Materials provided:
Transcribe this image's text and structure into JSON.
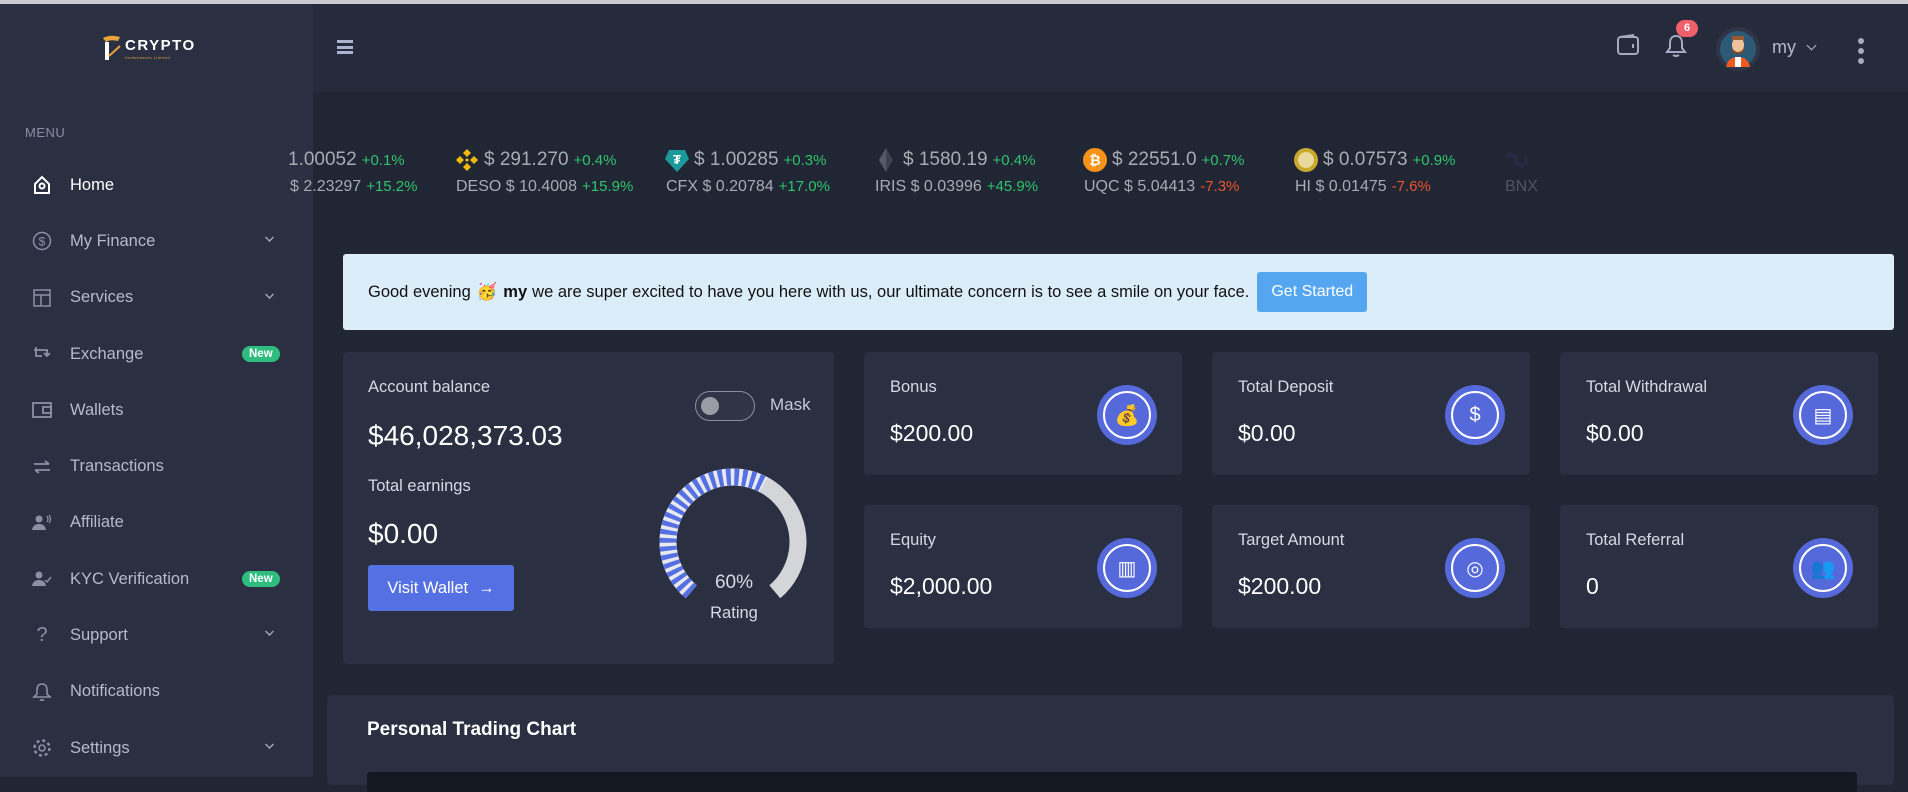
{
  "brand": {
    "name": "CRYPTO",
    "tagline": "Investments Limited"
  },
  "sidebar": {
    "menu_label": "MENU",
    "items": [
      {
        "label": "Home",
        "icon": "home-icon",
        "active": true
      },
      {
        "label": "My Finance",
        "icon": "dollar-circle-icon",
        "chevron": true
      },
      {
        "label": "Services",
        "icon": "layout-icon",
        "chevron": true
      },
      {
        "label": "Exchange",
        "icon": "repeat-icon",
        "badge": "New"
      },
      {
        "label": "Wallets",
        "icon": "wallet-icon"
      },
      {
        "label": "Transactions",
        "icon": "arrows-swap-icon"
      },
      {
        "label": "Affiliate",
        "icon": "user-voice-icon"
      },
      {
        "label": "KYC Verification",
        "icon": "user-check-icon",
        "badge": "New"
      },
      {
        "label": "Support",
        "icon": "question-icon",
        "chevron": true
      },
      {
        "label": "Notifications",
        "icon": "bell-icon"
      },
      {
        "label": "Settings",
        "icon": "gear-icon",
        "chevron": true
      }
    ]
  },
  "header": {
    "notification_count": "6",
    "username": "my"
  },
  "ticker": [
    {
      "price": "1.00052",
      "change": "+0.1%",
      "sub_name": "",
      "sub_price": "$ 2.23297",
      "sub_change": "+15.2%",
      "icon": "none",
      "color": ""
    },
    {
      "price": "$ 291.270",
      "change": "+0.4%",
      "sub_name": "DESO",
      "sub_price": "$ 10.4008",
      "sub_change": "+15.9%",
      "icon": "binance-icon",
      "color": "#f0b90b"
    },
    {
      "price": "$ 1.00285",
      "change": "+0.3%",
      "sub_name": "CFX",
      "sub_price": "$ 0.20784",
      "sub_change": "+17.0%",
      "icon": "tether-icon",
      "color": "#1a9a9a"
    },
    {
      "price": "$ 1580.19",
      "change": "+0.4%",
      "sub_name": "IRIS",
      "sub_price": "$ 0.03996",
      "sub_change": "+45.9%",
      "icon": "ethereum-icon",
      "color": "#555a66"
    },
    {
      "price": "$ 22551.0",
      "change": "+0.7%",
      "sub_name": "UQC",
      "sub_price": "$ 5.04413",
      "sub_change": "-7.3%",
      "icon": "bitcoin-icon",
      "color": "#f7931a"
    },
    {
      "price": "$ 0.07573",
      "change": "+0.9%",
      "sub_name": "HI",
      "sub_price": "$ 0.01475",
      "sub_change": "-7.6%",
      "icon": "dogecoin-icon",
      "color": "#c9a92c"
    },
    {
      "price": "",
      "change": "",
      "sub_name": "BNX",
      "sub_price": "",
      "sub_change": "",
      "icon": "polygon-icon",
      "color": "#3a3470"
    }
  ],
  "banner": {
    "greeting": "Good evening",
    "emoji": "🥳",
    "name": "my",
    "message": "we are super excited to have you here with us, our ultimate concern is to see a smile on your face.",
    "button": "Get Started"
  },
  "account": {
    "balance_label": "Account balance",
    "balance": "$46,028,373.03",
    "earnings_label": "Total earnings",
    "earnings": "$0.00",
    "button": "Visit Wallet",
    "mask_label": "Mask",
    "mask_on": false,
    "rating_value": 60,
    "rating_text": "60%",
    "rating_label": "Rating"
  },
  "stats": [
    {
      "label": "Bonus",
      "value": "$200.00",
      "icon": "money-bag-star-icon"
    },
    {
      "label": "Total Deposit",
      "value": "$0.00",
      "icon": "money-bag-icon"
    },
    {
      "label": "Total Withdrawal",
      "value": "$0.00",
      "icon": "cash-stack-icon"
    },
    {
      "label": "Equity",
      "value": "$2,000.00",
      "icon": "bar-chart-icon"
    },
    {
      "label": "Target Amount",
      "value": "$200.00",
      "icon": "target-icon"
    },
    {
      "label": "Total Referral",
      "value": "0",
      "icon": "team-icon"
    }
  ],
  "trading_chart": {
    "title": "Personal Trading Chart"
  },
  "colors": {
    "accent": "#5570e3",
    "up": "#2fc36c",
    "down": "#e6542c",
    "badge": "#2ebd7f",
    "banner_button": "#55a6f0"
  }
}
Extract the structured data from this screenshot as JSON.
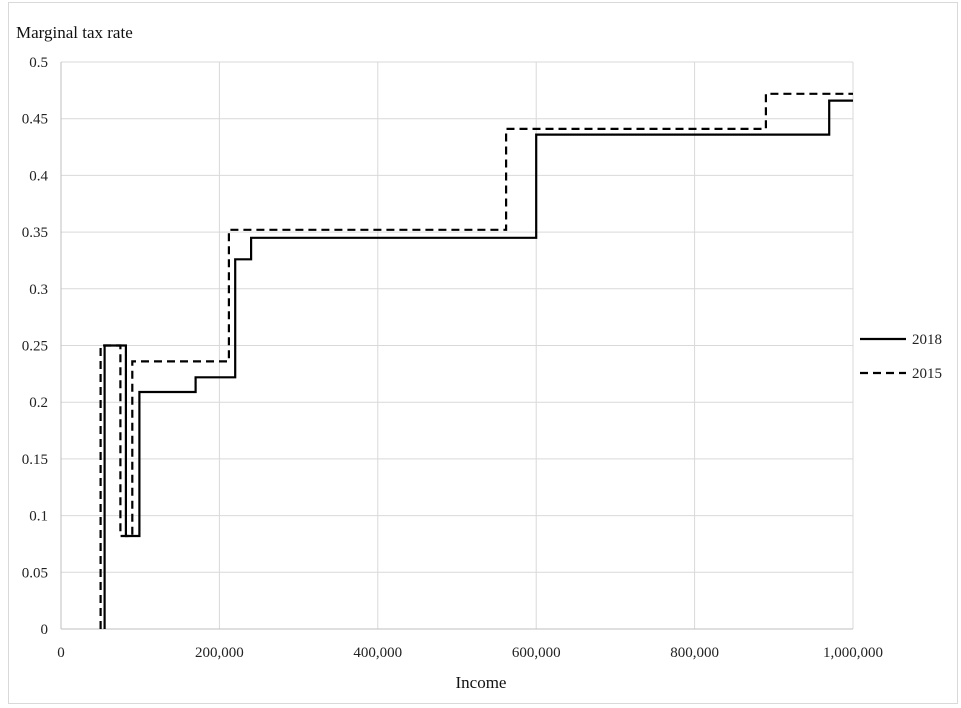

Aim of the exercise: All of the entries above should be copied exactly, except for the pictures.

Result of this task:
Transcribe this image's text and structure into JSON.
{
  "brand": {
    "name": "CRYPTO",
    "tagline": "Investments Limited"
  },
  "sidebar": {
    "menu_label": "MENU",
    "items": [
      {
        "label": "Home",
        "icon": "home-icon",
        "active": true
      },
      {
        "label": "My Finance",
        "icon": "dollar-circle-icon",
        "chevron": true
      },
      {
        "label": "Services",
        "icon": "layout-icon",
        "chevron": true
      },
      {
        "label": "Exchange",
        "icon": "repeat-icon",
        "badge": "New"
      },
      {
        "label": "Wallets",
        "icon": "wallet-icon"
      },
      {
        "label": "Transactions",
        "icon": "arrows-swap-icon"
      },
      {
        "label": "Affiliate",
        "icon": "user-voice-icon"
      },
      {
        "label": "KYC Verification",
        "icon": "user-check-icon",
        "badge": "New"
      },
      {
        "label": "Support",
        "icon": "question-icon",
        "chevron": true
      },
      {
        "label": "Notifications",
        "icon": "bell-icon"
      },
      {
        "label": "Settings",
        "icon": "gear-icon",
        "chevron": true
      }
    ]
  },
  "header": {
    "notification_count": "6",
    "username": "my"
  },
  "ticker": [
    {
      "price": "1.00052",
      "change": "+0.1%",
      "sub_name": "",
      "sub_price": "$ 2.23297",
      "sub_change": "+15.2%",
      "icon": "none",
      "color": ""
    },
    {
      "price": "$ 291.270",
      "change": "+0.4%",
      "sub_name": "DESO",
      "sub_price": "$ 10.4008",
      "sub_change": "+15.9%",
      "icon": "binance-icon",
      "color": "#f0b90b"
    },
    {
      "price": "$ 1.00285",
      "change": "+0.3%",
      "sub_name": "CFX",
      "sub_price": "$ 0.20784",
      "sub_change": "+17.0%",
      "icon": "tether-icon",
      "color": "#1a9a9a"
    },
    {
      "price": "$ 1580.19",
      "change": "+0.4%",
      "sub_name": "IRIS",
      "sub_price": "$ 0.03996",
      "sub_change": "+45.9%",
      "icon": "ethereum-icon",
      "color": "#555a66"
    },
    {
      "price": "$ 22551.0",
      "change": "+0.7%",
      "sub_name": "UQC",
      "sub_price": "$ 5.04413",
      "sub_change": "-7.3%",
      "icon": "bitcoin-icon",
      "color": "#f7931a"
    },
    {
      "price": "$ 0.07573",
      "change": "+0.9%",
      "sub_name": "HI",
      "sub_price": "$ 0.01475",
      "sub_change": "-7.6%",
      "icon": "dogecoin-icon",
      "color": "#c9a92c"
    },
    {
      "price": "",
      "change": "",
      "sub_name": "BNX",
      "sub_price": "",
      "sub_change": "",
      "icon": "polygon-icon",
      "color": "#3a3470"
    }
  ],
  "banner": {
    "greeting": "Good evening",
    "emoji": "🥳",
    "name": "my",
    "message": "we are super excited to have you here with us, our ultimate concern is to see a smile on your face.",
    "button": "Get Started"
  },
  "account": {
    "balance_label": "Account balance",
    "balance": "$46,028,373.03",
    "earnings_label": "Total earnings",
    "earnings": "$0.00",
    "button": "Visit Wallet",
    "mask_label": "Mask",
    "mask_on": false,
    "rating_value": 60,
    "rating_text": "60%",
    "rating_label": "Rating"
  },
  "stats": [
    {
      "label": "Bonus",
      "value": "$200.00",
      "icon": "money-bag-star-icon"
    },
    {
      "label": "Total Deposit",
      "value": "$0.00",
      "icon": "money-bag-icon"
    },
    {
      "label": "Total Withdrawal",
      "value": "$0.00",
      "icon": "cash-stack-icon"
    },
    {
      "label": "Equity",
      "value": "$2,000.00",
      "icon": "bar-chart-icon"
    },
    {
      "label": "Target Amount",
      "value": "$200.00",
      "icon": "target-icon"
    },
    {
      "label": "Total Referral",
      "value": "0",
      "icon": "team-icon"
    }
  ],
  "trading_chart": {
    "title": "Personal Trading Chart"
  },
  "colors": {
    "accent": "#5570e3",
    "up": "#2fc36c",
    "down": "#e6542c",
    "badge": "#2ebd7f",
    "banner_button": "#55a6f0"
  }
}
Extract the structured data from this screenshot as JSON.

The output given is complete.